:: OBJECTIVE ::
Copy each line that contains the string "гранича".

— START THE INPUT —

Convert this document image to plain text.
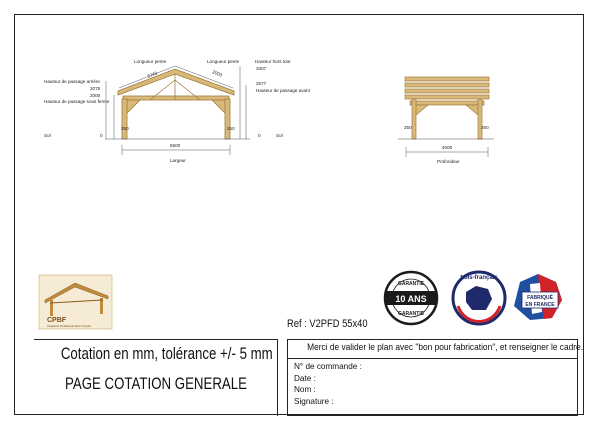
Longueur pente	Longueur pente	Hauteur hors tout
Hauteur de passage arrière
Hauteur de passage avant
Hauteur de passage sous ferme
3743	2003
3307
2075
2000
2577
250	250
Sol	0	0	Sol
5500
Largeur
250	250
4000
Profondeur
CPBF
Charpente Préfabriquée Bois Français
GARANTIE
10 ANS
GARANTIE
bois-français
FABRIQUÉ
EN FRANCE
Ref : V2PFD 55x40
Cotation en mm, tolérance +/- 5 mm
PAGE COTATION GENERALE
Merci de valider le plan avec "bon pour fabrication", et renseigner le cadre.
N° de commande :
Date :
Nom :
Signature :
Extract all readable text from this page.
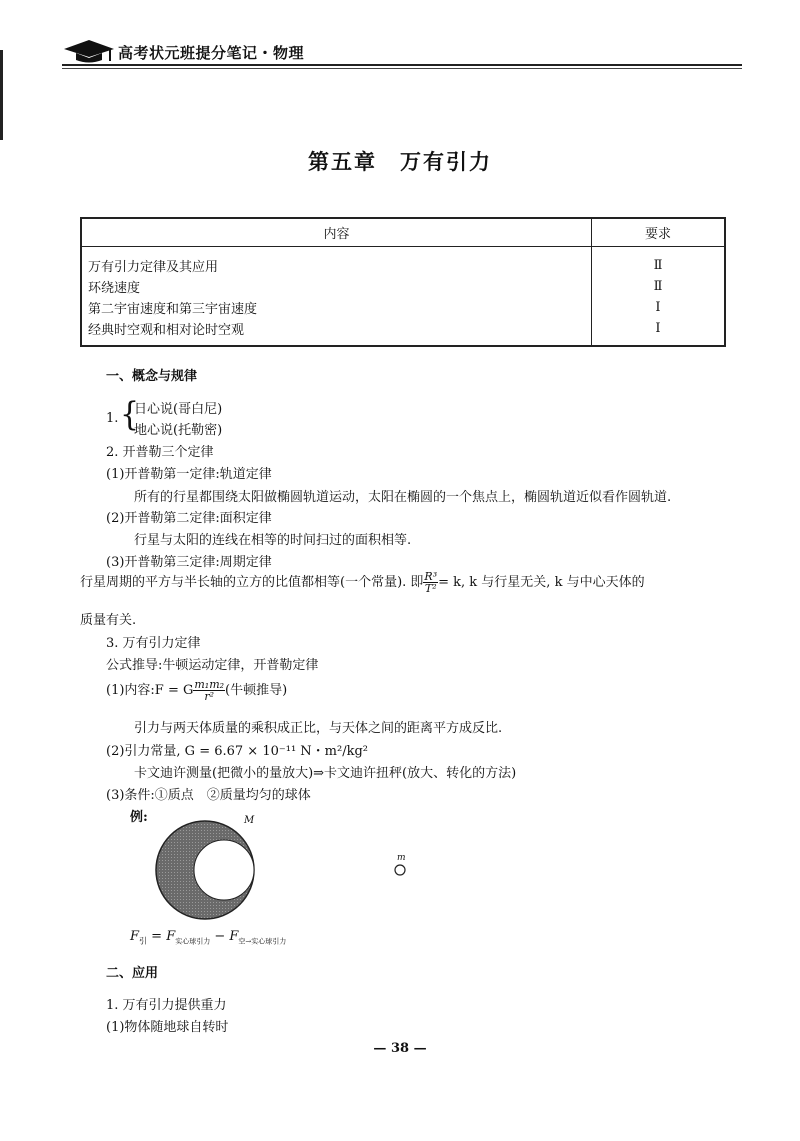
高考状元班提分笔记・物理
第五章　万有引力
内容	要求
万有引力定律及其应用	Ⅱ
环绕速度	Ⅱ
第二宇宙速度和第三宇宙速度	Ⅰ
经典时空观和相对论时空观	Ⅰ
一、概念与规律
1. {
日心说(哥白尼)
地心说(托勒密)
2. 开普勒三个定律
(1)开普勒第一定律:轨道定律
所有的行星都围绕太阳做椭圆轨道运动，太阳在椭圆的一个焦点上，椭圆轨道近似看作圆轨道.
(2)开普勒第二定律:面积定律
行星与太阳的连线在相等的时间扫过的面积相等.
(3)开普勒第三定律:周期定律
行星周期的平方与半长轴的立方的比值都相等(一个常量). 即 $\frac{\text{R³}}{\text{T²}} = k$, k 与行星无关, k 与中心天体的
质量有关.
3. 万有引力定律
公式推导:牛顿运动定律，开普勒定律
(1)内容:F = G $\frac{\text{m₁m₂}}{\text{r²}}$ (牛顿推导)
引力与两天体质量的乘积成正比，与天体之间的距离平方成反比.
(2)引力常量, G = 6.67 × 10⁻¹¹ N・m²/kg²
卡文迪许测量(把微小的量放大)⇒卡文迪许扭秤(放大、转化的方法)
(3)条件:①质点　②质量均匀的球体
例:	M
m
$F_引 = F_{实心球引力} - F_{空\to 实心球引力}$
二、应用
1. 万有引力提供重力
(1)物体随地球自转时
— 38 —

— END THE INPUT —
— START THE INPUT —

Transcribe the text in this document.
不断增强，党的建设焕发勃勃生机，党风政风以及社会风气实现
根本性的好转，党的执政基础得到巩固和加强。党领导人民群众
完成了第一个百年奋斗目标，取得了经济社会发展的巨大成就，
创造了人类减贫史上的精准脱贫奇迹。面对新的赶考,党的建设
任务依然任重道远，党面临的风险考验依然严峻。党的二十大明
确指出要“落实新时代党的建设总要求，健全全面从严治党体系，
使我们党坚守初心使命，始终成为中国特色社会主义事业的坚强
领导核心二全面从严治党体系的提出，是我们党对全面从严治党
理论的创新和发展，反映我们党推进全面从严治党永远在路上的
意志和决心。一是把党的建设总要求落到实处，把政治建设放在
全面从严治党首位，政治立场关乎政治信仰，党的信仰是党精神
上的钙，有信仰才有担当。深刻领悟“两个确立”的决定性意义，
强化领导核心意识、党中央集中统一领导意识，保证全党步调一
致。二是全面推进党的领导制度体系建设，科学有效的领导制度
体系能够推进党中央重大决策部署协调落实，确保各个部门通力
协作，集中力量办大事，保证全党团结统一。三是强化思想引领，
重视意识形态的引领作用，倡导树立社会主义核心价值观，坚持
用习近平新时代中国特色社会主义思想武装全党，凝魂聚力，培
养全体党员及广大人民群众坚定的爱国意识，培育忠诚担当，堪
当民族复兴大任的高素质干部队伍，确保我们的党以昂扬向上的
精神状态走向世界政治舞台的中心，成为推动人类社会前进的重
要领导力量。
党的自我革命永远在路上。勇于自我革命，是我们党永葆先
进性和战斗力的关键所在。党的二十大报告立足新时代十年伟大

— END THE INPUT —
— START THE INPUT —

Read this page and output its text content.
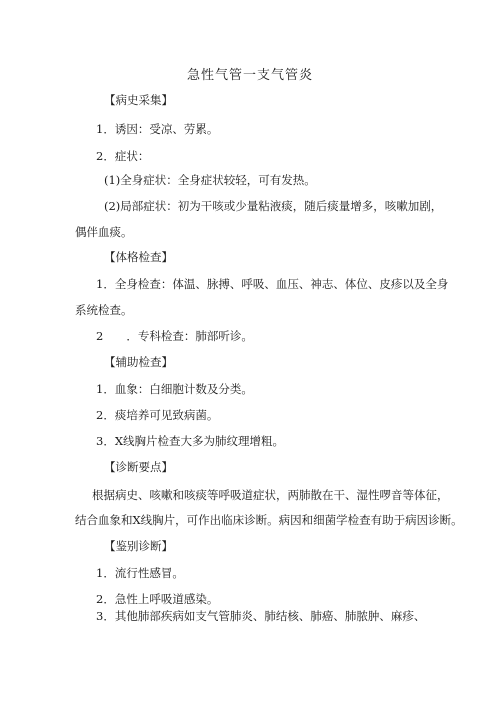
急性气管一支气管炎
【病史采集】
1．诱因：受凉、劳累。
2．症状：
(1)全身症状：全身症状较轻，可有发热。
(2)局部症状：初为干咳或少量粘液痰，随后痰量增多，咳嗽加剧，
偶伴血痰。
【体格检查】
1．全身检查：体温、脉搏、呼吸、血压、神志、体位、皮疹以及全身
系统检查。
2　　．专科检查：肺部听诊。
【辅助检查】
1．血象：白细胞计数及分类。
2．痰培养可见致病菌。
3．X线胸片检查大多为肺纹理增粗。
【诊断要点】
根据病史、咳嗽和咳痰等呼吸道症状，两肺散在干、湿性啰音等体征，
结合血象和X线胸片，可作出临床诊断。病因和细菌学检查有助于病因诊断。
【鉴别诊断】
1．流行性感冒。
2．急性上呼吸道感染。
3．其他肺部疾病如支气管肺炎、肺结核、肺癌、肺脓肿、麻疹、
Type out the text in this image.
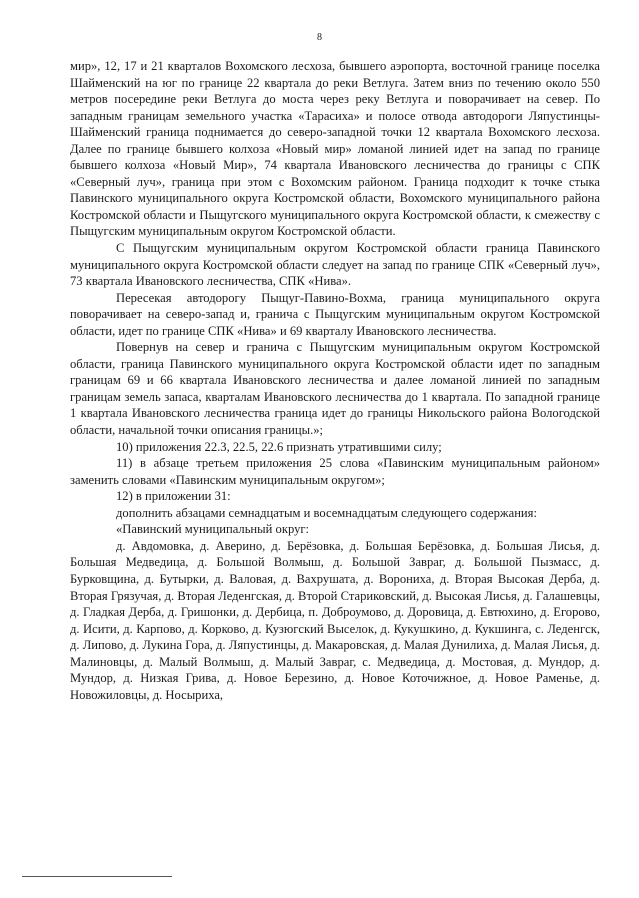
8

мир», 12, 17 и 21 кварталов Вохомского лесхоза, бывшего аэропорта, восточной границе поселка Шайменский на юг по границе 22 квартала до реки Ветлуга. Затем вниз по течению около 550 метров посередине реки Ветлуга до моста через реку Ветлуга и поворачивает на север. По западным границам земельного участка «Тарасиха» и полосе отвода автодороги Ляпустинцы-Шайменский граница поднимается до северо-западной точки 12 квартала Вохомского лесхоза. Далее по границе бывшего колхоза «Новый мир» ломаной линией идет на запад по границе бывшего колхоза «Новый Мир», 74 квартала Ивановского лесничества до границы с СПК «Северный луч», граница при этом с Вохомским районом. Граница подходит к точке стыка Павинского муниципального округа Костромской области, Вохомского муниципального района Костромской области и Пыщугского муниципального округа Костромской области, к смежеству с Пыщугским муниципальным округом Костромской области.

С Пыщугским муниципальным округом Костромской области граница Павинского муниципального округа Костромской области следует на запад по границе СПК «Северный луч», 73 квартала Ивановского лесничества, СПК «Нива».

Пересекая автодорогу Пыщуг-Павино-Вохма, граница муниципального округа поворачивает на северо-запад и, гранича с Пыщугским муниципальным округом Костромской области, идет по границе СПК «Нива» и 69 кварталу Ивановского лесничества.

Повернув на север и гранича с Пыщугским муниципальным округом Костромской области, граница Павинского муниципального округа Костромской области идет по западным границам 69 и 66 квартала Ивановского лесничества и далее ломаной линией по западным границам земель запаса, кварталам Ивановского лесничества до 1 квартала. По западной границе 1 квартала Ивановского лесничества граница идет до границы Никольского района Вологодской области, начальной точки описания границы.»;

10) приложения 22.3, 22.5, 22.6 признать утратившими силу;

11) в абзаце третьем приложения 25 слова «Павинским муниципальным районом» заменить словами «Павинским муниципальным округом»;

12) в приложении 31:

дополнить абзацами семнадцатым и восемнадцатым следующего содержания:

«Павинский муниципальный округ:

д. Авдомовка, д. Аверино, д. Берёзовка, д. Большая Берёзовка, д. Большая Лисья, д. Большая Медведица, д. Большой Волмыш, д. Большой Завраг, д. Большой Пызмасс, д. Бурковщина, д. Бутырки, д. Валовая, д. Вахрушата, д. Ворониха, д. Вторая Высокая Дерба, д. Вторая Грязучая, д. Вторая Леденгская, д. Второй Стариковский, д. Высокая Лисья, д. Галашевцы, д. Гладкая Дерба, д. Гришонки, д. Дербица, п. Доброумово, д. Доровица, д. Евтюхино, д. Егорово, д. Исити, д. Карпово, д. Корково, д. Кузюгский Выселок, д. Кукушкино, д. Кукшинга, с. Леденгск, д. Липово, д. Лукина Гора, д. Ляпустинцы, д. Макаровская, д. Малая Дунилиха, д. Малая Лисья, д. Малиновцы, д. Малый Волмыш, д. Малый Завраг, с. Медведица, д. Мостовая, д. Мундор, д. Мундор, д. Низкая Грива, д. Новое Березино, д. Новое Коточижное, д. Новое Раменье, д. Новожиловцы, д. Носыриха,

— END THE INPUT —

:: CORRECT RESPONSE ::
Пересекая автодорогу Пыщуг-Павино-Вохма, граница муниципального округа поворачивает на северо-запад и, гранича с Пыщугским муниципальным округом Костромской области, идет по границе СПК «Нива» и 69 кварталу Ивановского лесничества.
Повернув на север и гранича с Пыщугским муниципальным округом Костромской области, граница Павинского муниципального округа Костромской области идет по западным границам 69 и 66 квартала Ивановского лесничества и далее ломаной линией по западным границам земель запаса, кварталам Ивановского лесничества до 1 квартала. По западной границе 1 квартала Ивановского лесничества граница идет до границы Никольского района Вологодской области, начальной точки описания границы.»;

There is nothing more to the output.